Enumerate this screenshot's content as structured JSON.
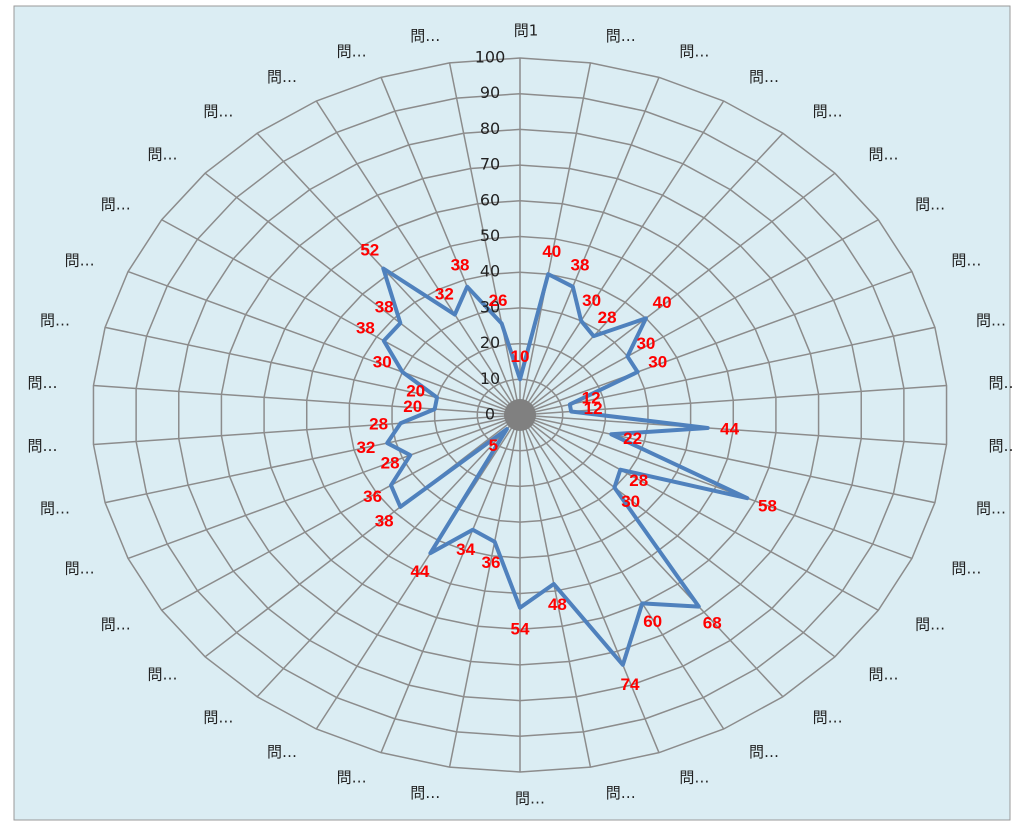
{
  "chart_data": {
    "type": "radar",
    "categories": [
      "問1",
      "問…",
      "問…",
      "問…",
      "問…",
      "問…",
      "問…",
      "問…",
      "問…",
      "問…",
      "問…",
      "問…",
      "問…",
      "問…",
      "問…",
      "問…",
      "問…",
      "問…",
      "問…",
      "問…",
      "問…",
      "問…",
      "問…",
      "問…",
      "問…",
      "問…",
      "問…",
      "問…",
      "問…",
      "問…",
      "問…",
      "問…",
      "問…",
      "問…",
      "問…",
      "問…",
      "問…",
      "問…"
    ],
    "values": [
      10,
      40,
      38,
      30,
      28,
      40,
      30,
      30,
      12,
      12,
      44,
      22,
      58,
      28,
      30,
      68,
      60,
      74,
      48,
      54,
      36,
      34,
      44,
      5,
      38,
      36,
      28,
      32,
      28,
      20,
      20,
      30,
      38,
      38,
      52,
      32,
      38,
      26
    ],
    "color": "#4f81bd",
    "label_color": "#ff0000",
    "rlim": [
      0,
      100
    ],
    "rticks": [
      0,
      10,
      20,
      30,
      40,
      50,
      60,
      70,
      80,
      90,
      100
    ],
    "grid": true
  }
}
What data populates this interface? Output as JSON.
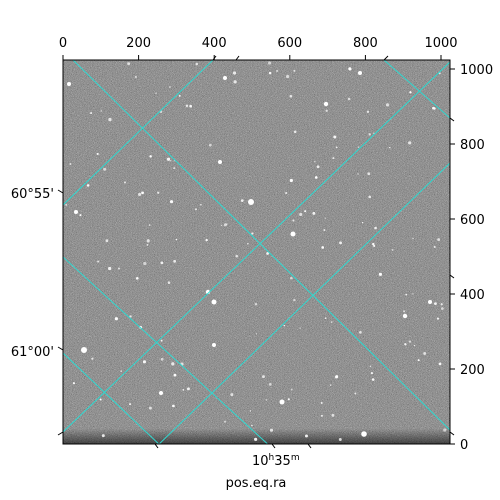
{
  "figure": {
    "xlabel": "pos.eq.ra",
    "ra_tick_label_main": "10",
    "ra_tick_label_h": "h",
    "ra_tick_label_rest": "35",
    "ra_tick_label_m": "m",
    "dec_tick_labels": [
      "60°55'",
      "61°00'"
    ],
    "pixel_x_ticks": [
      "0",
      "200",
      "400",
      "600",
      "800",
      "1000"
    ],
    "pixel_y_ticks": [
      "0",
      "200",
      "400",
      "600",
      "800",
      "1000"
    ],
    "grid_color": "#2fd8d0",
    "image_style": "grayscale noise star field"
  }
}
━━━━━━
Show all lines in the entries above where the string "JSON" appears.

Enumerate this screenshot's content as structured JSON.
What data populates this interface? Output as JSON.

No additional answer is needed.